DATASET ENTRIES:

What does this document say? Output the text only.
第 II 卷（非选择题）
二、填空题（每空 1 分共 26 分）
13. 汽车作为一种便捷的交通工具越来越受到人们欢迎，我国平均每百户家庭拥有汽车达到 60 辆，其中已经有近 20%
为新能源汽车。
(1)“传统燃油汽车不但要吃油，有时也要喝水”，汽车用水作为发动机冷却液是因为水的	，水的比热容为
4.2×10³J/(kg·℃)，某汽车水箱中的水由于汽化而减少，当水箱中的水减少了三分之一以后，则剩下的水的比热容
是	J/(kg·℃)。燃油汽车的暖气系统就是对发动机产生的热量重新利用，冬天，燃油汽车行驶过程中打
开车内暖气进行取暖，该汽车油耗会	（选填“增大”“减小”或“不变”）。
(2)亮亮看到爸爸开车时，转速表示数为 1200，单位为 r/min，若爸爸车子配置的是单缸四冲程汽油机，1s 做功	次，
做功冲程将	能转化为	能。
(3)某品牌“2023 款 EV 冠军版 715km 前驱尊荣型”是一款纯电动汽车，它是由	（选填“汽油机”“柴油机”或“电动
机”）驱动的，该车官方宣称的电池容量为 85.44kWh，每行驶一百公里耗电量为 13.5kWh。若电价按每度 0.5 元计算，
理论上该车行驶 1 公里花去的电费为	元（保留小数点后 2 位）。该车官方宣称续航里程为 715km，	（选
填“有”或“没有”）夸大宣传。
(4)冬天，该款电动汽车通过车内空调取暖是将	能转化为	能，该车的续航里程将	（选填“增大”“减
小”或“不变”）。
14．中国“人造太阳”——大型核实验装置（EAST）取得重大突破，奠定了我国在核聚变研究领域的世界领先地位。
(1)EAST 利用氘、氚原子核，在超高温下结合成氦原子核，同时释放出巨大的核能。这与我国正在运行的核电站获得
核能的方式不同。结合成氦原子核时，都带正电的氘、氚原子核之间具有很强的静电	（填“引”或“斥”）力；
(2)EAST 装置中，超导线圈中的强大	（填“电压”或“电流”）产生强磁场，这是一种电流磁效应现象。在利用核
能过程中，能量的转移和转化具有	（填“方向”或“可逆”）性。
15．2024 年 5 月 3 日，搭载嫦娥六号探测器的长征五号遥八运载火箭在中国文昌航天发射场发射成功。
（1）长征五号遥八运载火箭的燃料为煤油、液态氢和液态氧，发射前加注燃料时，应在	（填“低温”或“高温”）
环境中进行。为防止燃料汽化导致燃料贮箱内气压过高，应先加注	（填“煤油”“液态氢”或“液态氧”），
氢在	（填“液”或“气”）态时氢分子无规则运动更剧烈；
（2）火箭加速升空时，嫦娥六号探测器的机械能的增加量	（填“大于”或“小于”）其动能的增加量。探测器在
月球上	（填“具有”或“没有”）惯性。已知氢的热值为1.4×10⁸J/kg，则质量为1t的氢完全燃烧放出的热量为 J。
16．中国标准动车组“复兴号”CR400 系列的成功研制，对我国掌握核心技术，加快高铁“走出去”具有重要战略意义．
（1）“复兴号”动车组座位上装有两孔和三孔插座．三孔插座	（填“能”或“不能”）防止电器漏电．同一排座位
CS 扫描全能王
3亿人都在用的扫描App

EXERCISE:
Search the data for "能转化为" and list every line in which it occurs.

COMPLETE ANSWER:
做功冲程将	能转化为	能。
(4)冬天，该款电动汽车通过车内空调取暖是将	能转化为	能，该车的续航里程将	（选填“增大”“减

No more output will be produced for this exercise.